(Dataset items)
####################

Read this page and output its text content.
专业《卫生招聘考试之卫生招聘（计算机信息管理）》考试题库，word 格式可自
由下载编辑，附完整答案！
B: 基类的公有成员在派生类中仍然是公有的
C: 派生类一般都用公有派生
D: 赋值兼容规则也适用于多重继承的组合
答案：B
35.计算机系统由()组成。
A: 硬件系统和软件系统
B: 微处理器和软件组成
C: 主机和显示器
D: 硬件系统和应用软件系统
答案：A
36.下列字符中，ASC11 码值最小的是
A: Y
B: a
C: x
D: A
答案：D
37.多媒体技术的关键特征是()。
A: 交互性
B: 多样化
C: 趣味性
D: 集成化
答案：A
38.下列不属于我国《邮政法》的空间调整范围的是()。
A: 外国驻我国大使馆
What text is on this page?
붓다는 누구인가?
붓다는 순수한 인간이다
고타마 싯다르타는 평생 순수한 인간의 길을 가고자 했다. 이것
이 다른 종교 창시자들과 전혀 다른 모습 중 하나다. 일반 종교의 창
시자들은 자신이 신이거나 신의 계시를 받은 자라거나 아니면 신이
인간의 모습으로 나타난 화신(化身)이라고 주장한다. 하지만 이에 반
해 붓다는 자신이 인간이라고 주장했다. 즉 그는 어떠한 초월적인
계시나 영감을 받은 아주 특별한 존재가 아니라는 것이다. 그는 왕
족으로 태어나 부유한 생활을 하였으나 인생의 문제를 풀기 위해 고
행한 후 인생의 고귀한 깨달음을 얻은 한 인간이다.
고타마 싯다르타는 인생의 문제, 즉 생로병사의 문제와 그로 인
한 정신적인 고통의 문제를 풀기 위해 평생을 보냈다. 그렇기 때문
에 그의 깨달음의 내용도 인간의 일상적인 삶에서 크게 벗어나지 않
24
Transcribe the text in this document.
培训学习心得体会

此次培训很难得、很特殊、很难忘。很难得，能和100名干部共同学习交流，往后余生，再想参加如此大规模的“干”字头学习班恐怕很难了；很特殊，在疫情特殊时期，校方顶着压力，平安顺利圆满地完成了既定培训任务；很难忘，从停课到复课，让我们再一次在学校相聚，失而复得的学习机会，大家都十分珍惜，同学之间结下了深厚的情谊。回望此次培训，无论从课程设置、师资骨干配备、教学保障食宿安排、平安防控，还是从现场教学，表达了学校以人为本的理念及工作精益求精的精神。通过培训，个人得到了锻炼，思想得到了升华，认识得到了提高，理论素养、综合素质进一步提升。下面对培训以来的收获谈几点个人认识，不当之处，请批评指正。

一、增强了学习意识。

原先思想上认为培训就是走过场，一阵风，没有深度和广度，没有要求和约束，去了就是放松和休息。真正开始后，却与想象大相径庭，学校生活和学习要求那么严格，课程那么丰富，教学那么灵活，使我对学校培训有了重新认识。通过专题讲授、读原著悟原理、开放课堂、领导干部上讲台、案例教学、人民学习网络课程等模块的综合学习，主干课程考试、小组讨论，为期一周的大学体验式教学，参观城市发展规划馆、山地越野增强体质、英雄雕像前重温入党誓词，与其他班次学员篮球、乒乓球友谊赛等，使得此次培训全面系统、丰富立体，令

####################

The records above should be returned exactly.

Read this page and output its text content.
专业《卫生招聘考试之卫生招聘（计算机信息管理）》考试题库，word 格式可自
由下载编辑，附完整答案！
B: 基类的公有成员在派生类中仍然是公有的
C: 派生类一般都用公有派生
D: 赋值兼容规则也适用于多重继承的组合
答案：B
35.计算机系统由()组成。
A: 硬件系统和软件系统
B: 微处理器和软件组成
C: 主机和显示器
D: 硬件系统和应用软件系统
答案：A
36.下列字符中，ASC11 码值最小的是
A: Y
B: a
C: x
D: A
答案：D
37.多媒体技术的关键特征是()。
A: 交互性
B: 多样化
C: 趣味性
D: 集成化
答案：A
38.下列不属于我国《邮政法》的空间调整范围的是()。
A: 外国驻我国大使馆
What text is on this page?
붓다는 누구인가?
붓다는 순수한 인간이다
고타마 싯다르타는 평생 순수한 인간의 길을 가고자 했다. 이것
이 다른 종교 창시자들과 전혀 다른 모습 중 하나다. 일반 종교의 창
시자들은 자신이 신이거나 신의 계시를 받은 자라거나 아니면 신이
인간의 모습으로 나타난 화신(化身)이라고 주장한다. 하지만 이에 반
해 붓다는 자신이 인간이라고 주장했다. 즉 그는 어떠한 초월적인
계시나 영감을 받은 아주 특별한 존재가 아니라는 것이다. 그는 왕
족으로 태어나 부유한 생활을 하였으나 인생의 문제를 풀기 위해 고
행한 후 인생의 고귀한 깨달음을 얻은 한 인간이다.
고타마 싯다르타는 인생의 문제, 즉 생로병사의 문제와 그로 인
한 정신적인 고통의 문제를 풀기 위해 평생을 보냈다. 그렇기 때문
에 그의 깨달음의 내용도 인간의 일상적인 삶에서 크게 벗어나지 않
24
Transcribe the text in this document.
培训学习心得体会

此次培训很难得、很特殊、很难忘。很难得，能和100名干部共同学习交流，往后余生，再想参加如此大规模的“干”字头学习班恐怕很难了；很特殊，在疫情特殊时期，校方顶着压力，平安顺利圆满地完成了既定培训任务；很难忘，从停课到复课，让我们再一次在学校相聚，失而复得的学习机会，大家都十分珍惜，同学之间结下了深厚的情谊。回望此次培训，无论从课程设置、师资骨干配备、教学保障食宿安排、平安防控，还是从现场教学，表达了学校以人为本的理念及工作精益求精的精神。通过培训，个人得到了锻炼，思想得到了升华，认识得到了提高，理论素养、综合素质进一步提升。下面对培训以来的收获谈几点个人认识，不当之处，请批评指正。

一、增强了学习意识。

原先思想上认为培训就是走过场，一阵风，没有深度和广度，没有要求和约束，去了就是放松和休息。真正开始后，却与想象大相径庭，学校生活和学习要求那么严格，课程那么丰富，教学那么灵活，使我对学校培训有了重新认识。通过专题讲授、读原著悟原理、开放课堂、领导干部上讲台、案例教学、人民学习网络课程等模块的综合学习，主干课程考试、小组讨论，为期一周的大学体验式教学，参观城市发展规划馆、山地越野增强体质、英雄雕像前重温入党誓词，与其他班次学员篮球、乒乓球友谊赛等，使得此次培训全面系统、丰富立体，令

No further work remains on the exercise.